Search the material below for the word "only". Copy every line that has it.
>> Start
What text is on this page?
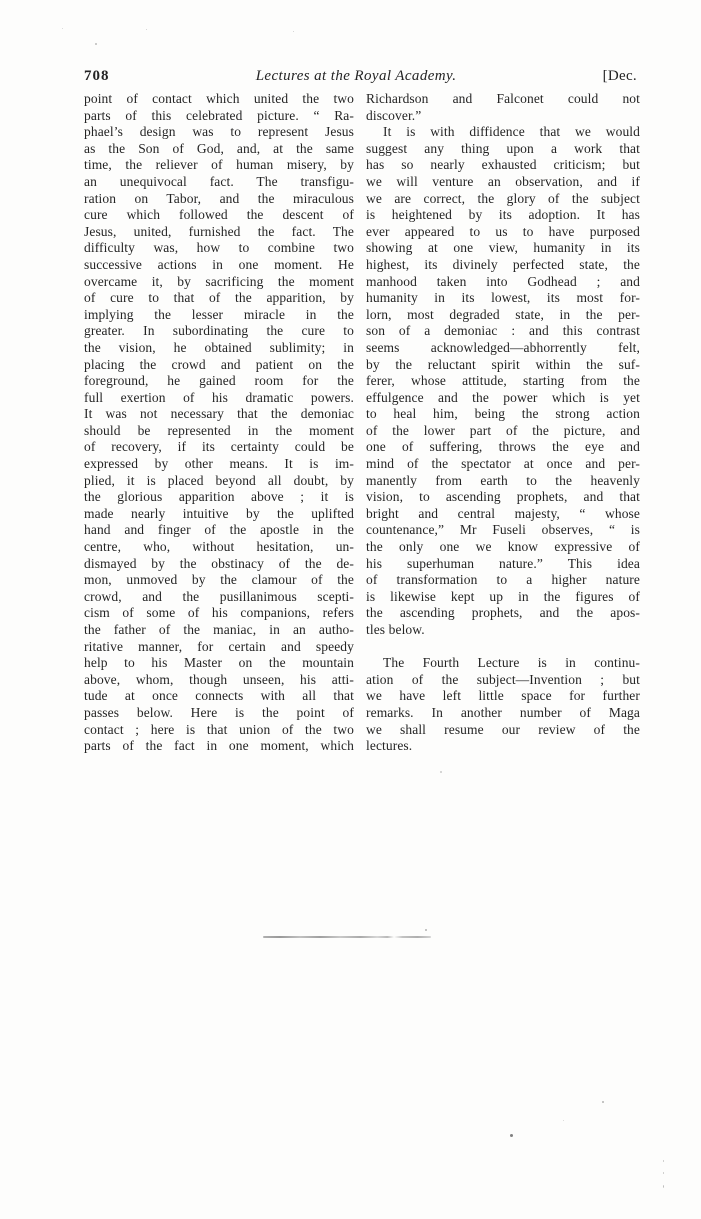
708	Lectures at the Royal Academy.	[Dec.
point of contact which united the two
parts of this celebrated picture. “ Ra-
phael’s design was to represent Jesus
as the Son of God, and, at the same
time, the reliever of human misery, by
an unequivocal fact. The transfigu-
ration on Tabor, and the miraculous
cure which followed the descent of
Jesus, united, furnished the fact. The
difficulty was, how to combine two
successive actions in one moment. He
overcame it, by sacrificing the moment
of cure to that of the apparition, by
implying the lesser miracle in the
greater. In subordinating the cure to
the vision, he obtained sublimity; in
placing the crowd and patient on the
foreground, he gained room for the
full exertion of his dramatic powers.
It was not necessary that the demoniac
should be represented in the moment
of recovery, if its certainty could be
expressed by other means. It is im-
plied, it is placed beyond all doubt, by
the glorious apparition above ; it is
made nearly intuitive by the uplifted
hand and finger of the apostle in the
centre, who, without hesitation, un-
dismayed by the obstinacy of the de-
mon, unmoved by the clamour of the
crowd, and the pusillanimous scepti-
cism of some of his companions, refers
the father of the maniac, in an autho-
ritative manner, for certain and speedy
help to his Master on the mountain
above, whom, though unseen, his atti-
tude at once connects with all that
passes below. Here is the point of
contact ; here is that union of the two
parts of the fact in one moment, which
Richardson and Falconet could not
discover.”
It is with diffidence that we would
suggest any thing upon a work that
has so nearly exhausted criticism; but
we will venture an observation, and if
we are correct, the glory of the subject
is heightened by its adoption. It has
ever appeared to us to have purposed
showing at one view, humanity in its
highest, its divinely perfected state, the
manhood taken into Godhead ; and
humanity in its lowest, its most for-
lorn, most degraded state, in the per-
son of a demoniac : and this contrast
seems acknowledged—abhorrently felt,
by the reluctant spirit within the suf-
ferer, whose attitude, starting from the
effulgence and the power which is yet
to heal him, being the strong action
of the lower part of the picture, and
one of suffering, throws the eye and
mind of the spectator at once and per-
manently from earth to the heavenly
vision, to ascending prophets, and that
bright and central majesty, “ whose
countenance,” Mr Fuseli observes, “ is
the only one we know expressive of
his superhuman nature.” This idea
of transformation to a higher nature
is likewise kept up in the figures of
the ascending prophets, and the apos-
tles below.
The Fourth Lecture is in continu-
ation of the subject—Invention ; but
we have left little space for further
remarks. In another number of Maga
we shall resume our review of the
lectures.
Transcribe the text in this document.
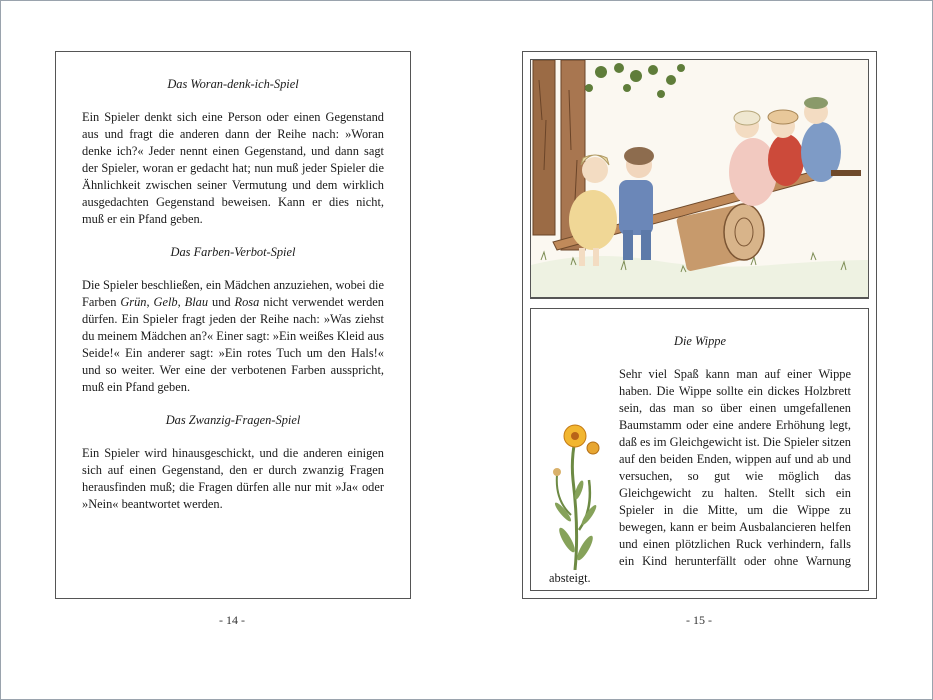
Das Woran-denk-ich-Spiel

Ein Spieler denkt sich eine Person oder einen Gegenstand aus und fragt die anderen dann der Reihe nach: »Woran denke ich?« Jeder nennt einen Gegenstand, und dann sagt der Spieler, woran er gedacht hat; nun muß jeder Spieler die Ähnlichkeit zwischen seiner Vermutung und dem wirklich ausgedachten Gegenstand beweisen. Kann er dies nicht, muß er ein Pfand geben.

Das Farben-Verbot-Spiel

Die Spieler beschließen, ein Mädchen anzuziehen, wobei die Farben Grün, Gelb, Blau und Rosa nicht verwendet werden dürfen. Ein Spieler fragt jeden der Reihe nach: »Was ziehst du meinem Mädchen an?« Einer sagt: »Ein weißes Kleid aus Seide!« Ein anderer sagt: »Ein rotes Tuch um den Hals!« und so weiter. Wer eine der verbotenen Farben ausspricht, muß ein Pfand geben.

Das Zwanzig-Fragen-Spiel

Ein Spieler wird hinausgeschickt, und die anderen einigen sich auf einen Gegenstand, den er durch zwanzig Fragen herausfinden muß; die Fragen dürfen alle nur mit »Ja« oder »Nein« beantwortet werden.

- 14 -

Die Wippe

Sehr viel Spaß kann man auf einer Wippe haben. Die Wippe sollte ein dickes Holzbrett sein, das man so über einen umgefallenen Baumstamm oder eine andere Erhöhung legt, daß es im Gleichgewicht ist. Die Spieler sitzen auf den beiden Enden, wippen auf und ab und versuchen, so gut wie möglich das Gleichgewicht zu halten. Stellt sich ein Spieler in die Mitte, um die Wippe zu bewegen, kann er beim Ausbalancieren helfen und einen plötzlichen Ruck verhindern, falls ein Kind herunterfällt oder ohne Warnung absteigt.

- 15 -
>> End
>> Start
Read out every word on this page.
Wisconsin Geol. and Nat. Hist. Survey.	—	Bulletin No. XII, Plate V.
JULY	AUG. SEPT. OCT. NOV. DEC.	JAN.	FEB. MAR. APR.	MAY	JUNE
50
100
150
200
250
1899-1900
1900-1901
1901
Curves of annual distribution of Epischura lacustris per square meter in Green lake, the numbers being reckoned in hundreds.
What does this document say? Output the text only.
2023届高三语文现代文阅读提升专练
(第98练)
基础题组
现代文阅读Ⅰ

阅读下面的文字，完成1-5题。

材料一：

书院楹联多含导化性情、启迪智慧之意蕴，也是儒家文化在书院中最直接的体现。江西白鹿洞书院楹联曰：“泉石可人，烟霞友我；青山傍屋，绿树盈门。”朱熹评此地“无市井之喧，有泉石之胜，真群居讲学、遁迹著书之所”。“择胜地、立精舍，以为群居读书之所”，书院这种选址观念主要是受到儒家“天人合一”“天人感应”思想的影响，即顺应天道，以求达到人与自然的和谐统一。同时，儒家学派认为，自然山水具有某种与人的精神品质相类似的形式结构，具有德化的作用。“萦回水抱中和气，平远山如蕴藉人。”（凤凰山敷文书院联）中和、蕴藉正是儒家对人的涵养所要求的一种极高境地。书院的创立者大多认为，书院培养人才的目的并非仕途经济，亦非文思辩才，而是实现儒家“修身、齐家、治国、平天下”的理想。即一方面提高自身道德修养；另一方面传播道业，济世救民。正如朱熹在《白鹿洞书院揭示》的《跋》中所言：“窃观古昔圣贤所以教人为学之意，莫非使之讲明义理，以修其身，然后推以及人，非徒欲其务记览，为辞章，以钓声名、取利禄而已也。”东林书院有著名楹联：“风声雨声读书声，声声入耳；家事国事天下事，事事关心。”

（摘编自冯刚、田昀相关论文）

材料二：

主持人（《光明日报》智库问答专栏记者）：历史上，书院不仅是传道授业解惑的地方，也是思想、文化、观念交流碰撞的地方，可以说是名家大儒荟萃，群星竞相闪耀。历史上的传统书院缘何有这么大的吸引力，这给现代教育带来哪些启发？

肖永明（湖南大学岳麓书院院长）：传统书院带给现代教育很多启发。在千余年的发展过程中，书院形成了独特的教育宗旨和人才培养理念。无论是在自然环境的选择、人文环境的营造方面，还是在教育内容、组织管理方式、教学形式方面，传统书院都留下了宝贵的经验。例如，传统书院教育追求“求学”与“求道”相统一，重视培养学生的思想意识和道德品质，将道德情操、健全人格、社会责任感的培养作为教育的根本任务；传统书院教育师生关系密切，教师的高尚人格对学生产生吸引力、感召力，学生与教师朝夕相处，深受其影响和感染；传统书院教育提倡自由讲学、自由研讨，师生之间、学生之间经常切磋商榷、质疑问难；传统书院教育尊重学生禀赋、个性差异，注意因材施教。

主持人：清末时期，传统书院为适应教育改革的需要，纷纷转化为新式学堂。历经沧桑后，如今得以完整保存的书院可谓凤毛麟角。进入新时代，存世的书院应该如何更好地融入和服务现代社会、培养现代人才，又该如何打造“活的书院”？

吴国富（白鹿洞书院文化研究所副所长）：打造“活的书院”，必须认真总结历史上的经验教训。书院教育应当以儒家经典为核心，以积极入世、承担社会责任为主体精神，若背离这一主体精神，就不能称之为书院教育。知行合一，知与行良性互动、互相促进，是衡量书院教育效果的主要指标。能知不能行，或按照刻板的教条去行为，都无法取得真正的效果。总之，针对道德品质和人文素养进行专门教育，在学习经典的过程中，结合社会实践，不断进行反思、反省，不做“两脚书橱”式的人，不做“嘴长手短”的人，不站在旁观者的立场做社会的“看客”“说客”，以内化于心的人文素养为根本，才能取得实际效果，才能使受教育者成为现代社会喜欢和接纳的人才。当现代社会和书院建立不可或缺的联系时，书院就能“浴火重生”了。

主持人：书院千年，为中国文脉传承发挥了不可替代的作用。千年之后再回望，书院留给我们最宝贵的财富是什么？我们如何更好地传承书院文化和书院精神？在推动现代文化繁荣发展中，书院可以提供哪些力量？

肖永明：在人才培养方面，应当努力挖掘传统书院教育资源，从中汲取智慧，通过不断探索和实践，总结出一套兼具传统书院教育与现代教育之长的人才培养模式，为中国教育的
>> End
* **Full response**
the only one we know expressive of
What does this document say? Output the text only.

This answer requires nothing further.